#### [MATERIAL SHOWN]
>>

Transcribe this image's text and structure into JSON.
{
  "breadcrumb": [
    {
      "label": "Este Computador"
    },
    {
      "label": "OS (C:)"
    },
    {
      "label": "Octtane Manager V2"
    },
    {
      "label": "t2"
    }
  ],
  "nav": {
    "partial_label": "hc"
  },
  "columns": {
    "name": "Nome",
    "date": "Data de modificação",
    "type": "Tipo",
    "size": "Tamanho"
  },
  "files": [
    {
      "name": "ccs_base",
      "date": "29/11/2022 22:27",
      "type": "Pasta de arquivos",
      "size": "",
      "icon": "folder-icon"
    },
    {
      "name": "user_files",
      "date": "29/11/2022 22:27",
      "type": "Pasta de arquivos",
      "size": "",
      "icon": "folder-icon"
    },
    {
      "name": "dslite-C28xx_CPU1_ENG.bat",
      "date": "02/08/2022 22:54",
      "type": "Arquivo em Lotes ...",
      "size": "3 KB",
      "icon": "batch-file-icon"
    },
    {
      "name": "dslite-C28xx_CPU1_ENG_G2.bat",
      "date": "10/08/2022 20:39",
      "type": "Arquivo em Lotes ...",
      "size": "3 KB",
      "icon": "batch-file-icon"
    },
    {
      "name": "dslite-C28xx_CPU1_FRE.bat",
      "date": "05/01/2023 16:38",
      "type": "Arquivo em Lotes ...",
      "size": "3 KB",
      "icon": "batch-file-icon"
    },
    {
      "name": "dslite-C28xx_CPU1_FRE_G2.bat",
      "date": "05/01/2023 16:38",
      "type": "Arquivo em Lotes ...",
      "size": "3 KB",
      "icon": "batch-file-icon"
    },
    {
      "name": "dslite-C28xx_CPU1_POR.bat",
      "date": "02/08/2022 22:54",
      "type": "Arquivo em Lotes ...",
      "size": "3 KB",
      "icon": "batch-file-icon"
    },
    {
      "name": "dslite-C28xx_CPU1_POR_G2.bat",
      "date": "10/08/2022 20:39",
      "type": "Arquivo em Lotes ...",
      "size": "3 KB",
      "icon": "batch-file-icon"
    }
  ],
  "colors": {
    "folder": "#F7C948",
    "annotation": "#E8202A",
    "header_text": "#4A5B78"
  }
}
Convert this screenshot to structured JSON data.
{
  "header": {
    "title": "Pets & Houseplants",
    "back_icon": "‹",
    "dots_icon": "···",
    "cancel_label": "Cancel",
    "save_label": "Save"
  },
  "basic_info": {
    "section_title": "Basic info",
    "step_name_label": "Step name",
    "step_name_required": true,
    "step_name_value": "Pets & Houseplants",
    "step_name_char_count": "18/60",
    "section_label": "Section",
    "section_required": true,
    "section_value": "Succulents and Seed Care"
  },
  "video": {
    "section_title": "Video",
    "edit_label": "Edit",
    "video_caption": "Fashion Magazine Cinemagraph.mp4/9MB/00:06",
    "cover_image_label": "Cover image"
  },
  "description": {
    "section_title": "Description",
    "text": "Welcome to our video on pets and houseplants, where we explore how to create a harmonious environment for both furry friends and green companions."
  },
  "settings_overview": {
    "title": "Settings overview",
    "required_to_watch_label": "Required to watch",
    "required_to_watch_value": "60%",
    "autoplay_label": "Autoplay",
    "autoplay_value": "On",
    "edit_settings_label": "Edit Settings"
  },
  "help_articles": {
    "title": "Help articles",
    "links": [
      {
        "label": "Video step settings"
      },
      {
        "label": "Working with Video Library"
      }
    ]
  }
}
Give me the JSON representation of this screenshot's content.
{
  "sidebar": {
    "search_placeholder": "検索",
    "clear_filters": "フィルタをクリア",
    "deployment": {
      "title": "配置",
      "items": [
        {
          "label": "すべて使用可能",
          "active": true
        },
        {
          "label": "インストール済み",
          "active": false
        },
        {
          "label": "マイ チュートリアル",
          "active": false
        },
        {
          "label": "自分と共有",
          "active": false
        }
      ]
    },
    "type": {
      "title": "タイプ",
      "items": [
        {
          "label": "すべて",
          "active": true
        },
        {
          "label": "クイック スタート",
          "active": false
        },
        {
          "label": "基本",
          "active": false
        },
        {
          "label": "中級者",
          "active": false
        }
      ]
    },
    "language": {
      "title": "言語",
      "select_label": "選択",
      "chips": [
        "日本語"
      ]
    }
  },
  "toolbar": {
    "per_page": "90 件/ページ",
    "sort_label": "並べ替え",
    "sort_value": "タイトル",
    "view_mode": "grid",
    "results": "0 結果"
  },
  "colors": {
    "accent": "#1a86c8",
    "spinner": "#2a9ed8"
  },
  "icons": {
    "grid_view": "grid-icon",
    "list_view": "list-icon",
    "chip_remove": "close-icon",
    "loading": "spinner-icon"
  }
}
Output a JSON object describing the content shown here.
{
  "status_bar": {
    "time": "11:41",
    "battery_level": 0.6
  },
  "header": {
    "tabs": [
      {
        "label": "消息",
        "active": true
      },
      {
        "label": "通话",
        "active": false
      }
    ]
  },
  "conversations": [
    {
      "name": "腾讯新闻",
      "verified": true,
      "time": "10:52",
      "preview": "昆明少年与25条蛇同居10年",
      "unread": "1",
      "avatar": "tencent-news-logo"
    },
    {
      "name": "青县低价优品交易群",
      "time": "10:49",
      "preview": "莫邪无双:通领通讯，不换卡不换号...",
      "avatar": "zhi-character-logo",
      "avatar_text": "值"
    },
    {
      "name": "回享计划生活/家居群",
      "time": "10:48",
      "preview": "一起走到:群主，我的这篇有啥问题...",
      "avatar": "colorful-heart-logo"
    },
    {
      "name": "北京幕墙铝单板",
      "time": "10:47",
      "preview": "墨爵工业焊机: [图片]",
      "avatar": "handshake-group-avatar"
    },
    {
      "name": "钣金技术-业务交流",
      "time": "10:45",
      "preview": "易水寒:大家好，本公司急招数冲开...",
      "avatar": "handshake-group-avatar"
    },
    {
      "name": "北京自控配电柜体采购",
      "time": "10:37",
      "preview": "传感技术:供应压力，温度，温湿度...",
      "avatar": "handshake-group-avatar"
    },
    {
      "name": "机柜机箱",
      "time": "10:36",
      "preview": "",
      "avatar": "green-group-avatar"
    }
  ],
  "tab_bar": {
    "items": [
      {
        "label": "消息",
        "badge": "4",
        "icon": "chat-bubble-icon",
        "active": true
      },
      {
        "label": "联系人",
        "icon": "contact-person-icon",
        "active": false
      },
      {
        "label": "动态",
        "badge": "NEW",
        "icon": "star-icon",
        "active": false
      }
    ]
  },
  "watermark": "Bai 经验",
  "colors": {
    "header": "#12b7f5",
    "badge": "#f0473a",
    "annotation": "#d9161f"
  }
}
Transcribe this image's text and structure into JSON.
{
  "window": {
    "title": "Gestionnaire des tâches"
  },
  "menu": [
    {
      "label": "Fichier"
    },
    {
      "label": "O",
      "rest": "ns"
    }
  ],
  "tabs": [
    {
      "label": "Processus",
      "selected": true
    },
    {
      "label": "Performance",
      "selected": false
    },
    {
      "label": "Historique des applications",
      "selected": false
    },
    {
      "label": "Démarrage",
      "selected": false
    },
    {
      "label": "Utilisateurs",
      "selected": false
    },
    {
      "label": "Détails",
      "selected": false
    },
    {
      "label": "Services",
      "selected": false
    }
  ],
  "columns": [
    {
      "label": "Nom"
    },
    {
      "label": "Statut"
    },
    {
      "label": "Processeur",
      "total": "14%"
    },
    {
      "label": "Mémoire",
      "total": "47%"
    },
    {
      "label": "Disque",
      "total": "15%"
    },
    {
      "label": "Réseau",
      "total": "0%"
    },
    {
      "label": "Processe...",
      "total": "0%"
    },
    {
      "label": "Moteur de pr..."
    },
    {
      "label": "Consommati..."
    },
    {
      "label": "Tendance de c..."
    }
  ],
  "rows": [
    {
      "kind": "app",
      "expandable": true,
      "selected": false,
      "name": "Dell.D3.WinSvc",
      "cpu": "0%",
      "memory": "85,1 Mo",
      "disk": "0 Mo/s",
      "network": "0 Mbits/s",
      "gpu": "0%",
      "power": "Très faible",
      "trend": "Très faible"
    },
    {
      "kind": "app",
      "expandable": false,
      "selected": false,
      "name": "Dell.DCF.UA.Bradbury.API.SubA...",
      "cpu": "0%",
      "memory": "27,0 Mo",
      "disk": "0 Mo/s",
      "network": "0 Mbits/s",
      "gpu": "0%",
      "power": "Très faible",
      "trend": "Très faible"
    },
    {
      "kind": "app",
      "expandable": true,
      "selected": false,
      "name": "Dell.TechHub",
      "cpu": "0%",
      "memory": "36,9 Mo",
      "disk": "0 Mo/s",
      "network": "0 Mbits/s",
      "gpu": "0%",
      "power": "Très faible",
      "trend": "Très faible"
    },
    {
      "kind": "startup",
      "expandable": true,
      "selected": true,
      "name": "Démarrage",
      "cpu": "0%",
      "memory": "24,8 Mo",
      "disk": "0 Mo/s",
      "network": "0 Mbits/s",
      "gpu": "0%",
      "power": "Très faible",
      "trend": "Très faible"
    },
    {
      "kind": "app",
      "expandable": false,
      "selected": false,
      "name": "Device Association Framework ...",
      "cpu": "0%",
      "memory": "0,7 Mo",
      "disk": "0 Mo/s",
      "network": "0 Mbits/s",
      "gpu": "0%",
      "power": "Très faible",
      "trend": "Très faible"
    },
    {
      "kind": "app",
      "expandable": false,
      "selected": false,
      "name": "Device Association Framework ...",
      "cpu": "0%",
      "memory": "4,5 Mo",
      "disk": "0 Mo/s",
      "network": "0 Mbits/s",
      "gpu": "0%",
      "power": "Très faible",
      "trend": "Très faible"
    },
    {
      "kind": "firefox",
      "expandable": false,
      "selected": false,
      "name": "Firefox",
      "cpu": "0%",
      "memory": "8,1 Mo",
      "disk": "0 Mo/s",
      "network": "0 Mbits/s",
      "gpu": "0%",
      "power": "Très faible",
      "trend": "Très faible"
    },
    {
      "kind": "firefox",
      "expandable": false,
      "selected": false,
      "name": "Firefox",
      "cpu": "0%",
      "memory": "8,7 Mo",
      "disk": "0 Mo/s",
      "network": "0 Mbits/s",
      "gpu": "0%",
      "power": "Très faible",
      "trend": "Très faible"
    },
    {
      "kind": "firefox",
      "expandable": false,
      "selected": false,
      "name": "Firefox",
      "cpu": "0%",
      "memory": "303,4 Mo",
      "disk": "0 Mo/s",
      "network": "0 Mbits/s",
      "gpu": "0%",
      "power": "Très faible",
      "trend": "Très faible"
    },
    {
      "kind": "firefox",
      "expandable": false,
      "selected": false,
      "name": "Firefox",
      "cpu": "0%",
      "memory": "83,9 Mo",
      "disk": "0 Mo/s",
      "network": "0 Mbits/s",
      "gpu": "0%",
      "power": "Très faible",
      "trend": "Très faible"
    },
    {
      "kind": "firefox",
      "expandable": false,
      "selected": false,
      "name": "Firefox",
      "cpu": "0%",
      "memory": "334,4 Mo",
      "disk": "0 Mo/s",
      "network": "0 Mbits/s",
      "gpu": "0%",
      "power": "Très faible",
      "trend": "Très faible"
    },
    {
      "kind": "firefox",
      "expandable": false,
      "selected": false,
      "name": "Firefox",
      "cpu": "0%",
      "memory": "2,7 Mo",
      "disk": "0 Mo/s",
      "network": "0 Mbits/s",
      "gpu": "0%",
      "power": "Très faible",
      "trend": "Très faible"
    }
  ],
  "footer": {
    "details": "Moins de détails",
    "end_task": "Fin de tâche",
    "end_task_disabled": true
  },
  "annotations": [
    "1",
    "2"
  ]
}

<<

Gather all lines of the records that include the word "memory".

#### [RESULT OF THE EXERCISE]
      "memory": "85,1 Mo",
      "memory": "27,0 Mo",
      "memory": "36,9 Mo",
      "memory": "24,8 Mo",
      "memory": "0,7 Mo",
      "memory": "4,5 Mo",
      "memory": "8,1 Mo",
      "memory": "8,7 Mo",
      "memory": "303,4 Mo",
      "memory": "83,9 Mo",
      "memory": "334,4 Mo",
      "memory": "2,7 Mo",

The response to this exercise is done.